__GIVEN INSTRUCTION__:
Repeat every line of the material, character for character.

# Start of MATERIAL SHOWN

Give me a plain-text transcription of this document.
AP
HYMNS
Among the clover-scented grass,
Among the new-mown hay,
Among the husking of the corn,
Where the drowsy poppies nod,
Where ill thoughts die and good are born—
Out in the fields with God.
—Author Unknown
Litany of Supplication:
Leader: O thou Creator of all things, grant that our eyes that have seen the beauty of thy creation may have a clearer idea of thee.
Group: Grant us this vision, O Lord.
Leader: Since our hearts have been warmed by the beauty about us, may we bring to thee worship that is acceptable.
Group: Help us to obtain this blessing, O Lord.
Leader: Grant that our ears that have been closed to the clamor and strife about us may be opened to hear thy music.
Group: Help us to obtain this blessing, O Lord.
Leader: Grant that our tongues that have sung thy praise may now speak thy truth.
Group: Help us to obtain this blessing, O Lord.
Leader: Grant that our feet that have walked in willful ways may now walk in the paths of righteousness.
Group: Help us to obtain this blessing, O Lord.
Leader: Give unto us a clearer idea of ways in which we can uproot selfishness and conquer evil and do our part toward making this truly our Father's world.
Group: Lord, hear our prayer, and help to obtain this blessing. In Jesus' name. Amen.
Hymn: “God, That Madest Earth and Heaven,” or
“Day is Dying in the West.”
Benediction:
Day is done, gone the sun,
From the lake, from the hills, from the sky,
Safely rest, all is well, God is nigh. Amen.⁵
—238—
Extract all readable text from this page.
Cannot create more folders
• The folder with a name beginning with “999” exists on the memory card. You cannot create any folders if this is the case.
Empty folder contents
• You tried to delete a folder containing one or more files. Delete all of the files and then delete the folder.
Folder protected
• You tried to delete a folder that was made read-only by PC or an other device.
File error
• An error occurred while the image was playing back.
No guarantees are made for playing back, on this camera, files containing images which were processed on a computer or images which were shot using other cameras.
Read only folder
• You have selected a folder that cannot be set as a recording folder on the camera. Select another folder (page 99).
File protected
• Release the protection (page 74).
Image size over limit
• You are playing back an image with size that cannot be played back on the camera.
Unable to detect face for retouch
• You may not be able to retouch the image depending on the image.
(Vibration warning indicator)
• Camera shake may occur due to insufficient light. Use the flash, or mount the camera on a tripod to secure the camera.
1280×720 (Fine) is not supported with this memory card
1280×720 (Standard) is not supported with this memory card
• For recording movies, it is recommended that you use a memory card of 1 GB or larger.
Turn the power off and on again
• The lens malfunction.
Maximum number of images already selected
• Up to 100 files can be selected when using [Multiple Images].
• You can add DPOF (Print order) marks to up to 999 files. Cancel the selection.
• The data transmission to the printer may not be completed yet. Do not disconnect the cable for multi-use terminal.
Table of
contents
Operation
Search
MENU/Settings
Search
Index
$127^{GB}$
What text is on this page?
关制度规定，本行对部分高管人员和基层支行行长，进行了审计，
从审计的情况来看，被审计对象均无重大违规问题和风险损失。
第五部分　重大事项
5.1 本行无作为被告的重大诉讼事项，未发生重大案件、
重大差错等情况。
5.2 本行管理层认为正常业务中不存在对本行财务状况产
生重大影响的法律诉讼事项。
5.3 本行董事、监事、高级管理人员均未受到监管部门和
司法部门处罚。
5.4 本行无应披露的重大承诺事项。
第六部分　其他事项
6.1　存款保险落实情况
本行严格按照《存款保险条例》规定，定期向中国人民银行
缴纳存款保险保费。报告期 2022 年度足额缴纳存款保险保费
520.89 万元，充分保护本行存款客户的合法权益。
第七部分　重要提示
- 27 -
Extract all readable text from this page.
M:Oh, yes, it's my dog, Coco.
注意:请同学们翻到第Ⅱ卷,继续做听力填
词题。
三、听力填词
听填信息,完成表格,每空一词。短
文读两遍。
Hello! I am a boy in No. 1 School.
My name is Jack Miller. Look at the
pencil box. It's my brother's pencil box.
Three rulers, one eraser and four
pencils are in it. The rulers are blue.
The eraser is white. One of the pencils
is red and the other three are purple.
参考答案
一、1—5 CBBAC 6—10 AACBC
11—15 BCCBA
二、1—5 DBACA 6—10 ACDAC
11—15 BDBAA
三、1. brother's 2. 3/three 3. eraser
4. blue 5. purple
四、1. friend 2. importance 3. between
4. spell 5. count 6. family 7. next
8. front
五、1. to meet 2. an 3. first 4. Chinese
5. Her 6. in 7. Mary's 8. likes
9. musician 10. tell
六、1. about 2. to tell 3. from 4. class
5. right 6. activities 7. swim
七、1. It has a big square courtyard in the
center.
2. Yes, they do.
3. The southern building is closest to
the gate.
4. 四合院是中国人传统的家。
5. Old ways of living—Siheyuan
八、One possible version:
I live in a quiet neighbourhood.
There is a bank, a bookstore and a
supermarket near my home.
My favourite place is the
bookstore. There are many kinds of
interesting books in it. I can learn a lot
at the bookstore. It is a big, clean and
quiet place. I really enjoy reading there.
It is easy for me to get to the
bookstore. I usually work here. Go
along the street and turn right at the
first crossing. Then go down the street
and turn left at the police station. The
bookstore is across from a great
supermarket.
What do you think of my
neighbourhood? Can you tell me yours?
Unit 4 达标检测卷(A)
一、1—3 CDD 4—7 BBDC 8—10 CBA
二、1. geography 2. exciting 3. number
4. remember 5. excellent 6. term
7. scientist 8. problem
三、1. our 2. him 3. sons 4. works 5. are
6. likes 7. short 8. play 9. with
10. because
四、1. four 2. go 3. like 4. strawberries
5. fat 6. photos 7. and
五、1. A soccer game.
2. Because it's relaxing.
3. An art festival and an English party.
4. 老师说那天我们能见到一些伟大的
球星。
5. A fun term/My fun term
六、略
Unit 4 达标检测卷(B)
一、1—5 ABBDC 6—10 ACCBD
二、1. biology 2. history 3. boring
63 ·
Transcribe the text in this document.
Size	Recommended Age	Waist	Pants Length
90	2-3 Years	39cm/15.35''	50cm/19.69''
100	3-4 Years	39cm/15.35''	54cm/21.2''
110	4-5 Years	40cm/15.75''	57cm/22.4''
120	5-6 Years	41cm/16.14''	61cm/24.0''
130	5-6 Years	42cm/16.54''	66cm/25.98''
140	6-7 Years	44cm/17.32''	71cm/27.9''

# End of MATERIAL SHOWN

__REPLY TO THE EXERCISE__:
Give me a plain-text transcription of this document.
AP
HYMNS
Among the clover-scented grass,
Among the new-mown hay,
Among the husking of the corn,
Where the drowsy poppies nod,
Where ill thoughts die and good are born—
Out in the fields with God.
—Author Unknown
Litany of Supplication:
Leader: O thou Creator of all things, grant that our eyes that have seen the beauty of thy creation may have a clearer idea of thee.
Group: Grant us this vision, O Lord.
Leader: Since our hearts have been warmed by the beauty about us, may we bring to thee worship that is acceptable.
Group: Help us to obtain this blessing, O Lord.
Leader: Grant that our ears that have been closed to the clamor and strife about us may be opened to hear thy music.
Group: Help us to obtain this blessing, O Lord.
Leader: Grant that our tongues that have sung thy praise may now speak thy truth.
Group: Help us to obtain this blessing, O Lord.
Leader: Grant that our feet that have walked in willful ways may now walk in the paths of righteousness.
Group: Help us to obtain this blessing, O Lord.
Leader: Give unto us a clearer idea of ways in which we can uproot selfishness and conquer evil and do our part toward making this truly our Father's world.
Group: Lord, hear our prayer, and help to obtain this blessing. In Jesus' name. Amen.
Hymn: “God, That Madest Earth and Heaven,” or
“Day is Dying in the West.”
Benediction:
Day is done, gone the sun,
From the lake, from the hills, from the sky,
Safely rest, all is well, God is nigh. Amen.⁵
—238—
Extract all readable text from this page.
Cannot create more folders
• The folder with a name beginning with “999” exists on the memory card. You cannot create any folders if this is the case.
Empty folder contents
• You tried to delete a folder containing one or more files. Delete all of the files and then delete the folder.
Folder protected
• You tried to delete a folder that was made read-only by PC or an other device.
File error
• An error occurred while the image was playing back.
No guarantees are made for playing back, on this camera, files containing images which were processed on a computer or images which were shot using other cameras.
Read only folder
• You have selected a folder that cannot be set as a recording folder on the camera. Select another folder (page 99).
File protected
• Release the protection (page 74).
Image size over limit
• You are playing back an image with size that cannot be played back on the camera.
Unable to detect face for retouch
• You may not be able to retouch the image depending on the image.
(Vibration warning indicator)
• Camera shake may occur due to insufficient light. Use the flash, or mount the camera on a tripod to secure the camera.
1280×720 (Fine) is not supported with this memory card
1280×720 (Standard) is not supported with this memory card
• For recording movies, it is recommended that you use a memory card of 1 GB or larger.
Turn the power off and on again
• The lens malfunction.
Maximum number of images already selected
• Up to 100 files can be selected when using [Multiple Images].
• You can add DPOF (Print order) marks to up to 999 files. Cancel the selection.
• The data transmission to the printer may not be completed yet. Do not disconnect the cable for multi-use terminal.
Table of
contents
Operation
Search
MENU/Settings
Search
Index
$127^{GB}$
What text is on this page?
关制度规定，本行对部分高管人员和基层支行行长，进行了审计，
从审计的情况来看，被审计对象均无重大违规问题和风险损失。
第五部分　重大事项
5.1 本行无作为被告的重大诉讼事项，未发生重大案件、
重大差错等情况。
5.2 本行管理层认为正常业务中不存在对本行财务状况产
生重大影响的法律诉讼事项。
5.3 本行董事、监事、高级管理人员均未受到监管部门和
司法部门处罚。
5.4 本行无应披露的重大承诺事项。
第六部分　其他事项
6.1　存款保险落实情况
本行严格按照《存款保险条例》规定，定期向中国人民银行
缴纳存款保险保费。报告期 2022 年度足额缴纳存款保险保费
520.89 万元，充分保护本行存款客户的合法权益。
第七部分　重要提示
- 27 -
Extract all readable text from this page.
M:Oh, yes, it's my dog, Coco.
注意:请同学们翻到第Ⅱ卷,继续做听力填
词题。
三、听力填词
听填信息,完成表格,每空一词。短
文读两遍。
Hello! I am a boy in No. 1 School.
My name is Jack Miller. Look at the
pencil box. It's my brother's pencil box.
Three rulers, one eraser and four
pencils are in it. The rulers are blue.
The eraser is white. One of the pencils
is red and the other three are purple.
参考答案
一、1—5 CBBAC 6—10 AACBC
11—15 BCCBA
二、1—5 DBACA 6—10 ACDAC
11—15 BDBAA
三、1. brother's 2. 3/three 3. eraser
4. blue 5. purple
四、1. friend 2. importance 3. between
4. spell 5. count 6. family 7. next
8. front
五、1. to meet 2. an 3. first 4. Chinese
5. Her 6. in 7. Mary's 8. likes
9. musician 10. tell
六、1. about 2. to tell 3. from 4. class
5. right 6. activities 7. swim
七、1. It has a big square courtyard in the
center.
2. Yes, they do.
3. The southern building is closest to
the gate.
4. 四合院是中国人传统的家。
5. Old ways of living—Siheyuan
八、One possible version:
I live in a quiet neighbourhood.
There is a bank, a bookstore and a
supermarket near my home.
My favourite place is the
bookstore. There are many kinds of
interesting books in it. I can learn a lot
at the bookstore. It is a big, clean and
quiet place. I really enjoy reading there.
It is easy for me to get to the
bookstore. I usually work here. Go
along the street and turn right at the
first crossing. Then go down the street
and turn left at the police station. The
bookstore is across from a great
supermarket.
What do you think of my
neighbourhood? Can you tell me yours?
Unit 4 达标检测卷(A)
一、1—3 CDD 4—7 BBDC 8—10 CBA
二、1. geography 2. exciting 3. number
4. remember 5. excellent 6. term
7. scientist 8. problem
三、1. our 2. him 3. sons 4. works 5. are
6. likes 7. short 8. play 9. with
10. because
四、1. four 2. go 3. like 4. strawberries
5. fat 6. photos 7. and
五、1. A soccer game.
2. Because it's relaxing.
3. An art festival and an English party.
4. 老师说那天我们能见到一些伟大的
球星。
5. A fun term/My fun term
六、略
Unit 4 达标检测卷(B)
一、1—5 ABBDC 6—10 ACCBD
二、1. biology 2. history 3. boring
63 ·
Transcribe the text in this document.
Size	Recommended Age	Waist	Pants Length
90	2-3 Years	39cm/15.35''	50cm/19.69''
100	3-4 Years	39cm/15.35''	54cm/21.2''
110	4-5 Years	40cm/15.75''	57cm/22.4''
120	5-6 Years	41cm/16.14''	61cm/24.0''
130	5-6 Years	42cm/16.54''	66cm/25.98''
140	6-7 Years	44cm/17.32''	71cm/27.9''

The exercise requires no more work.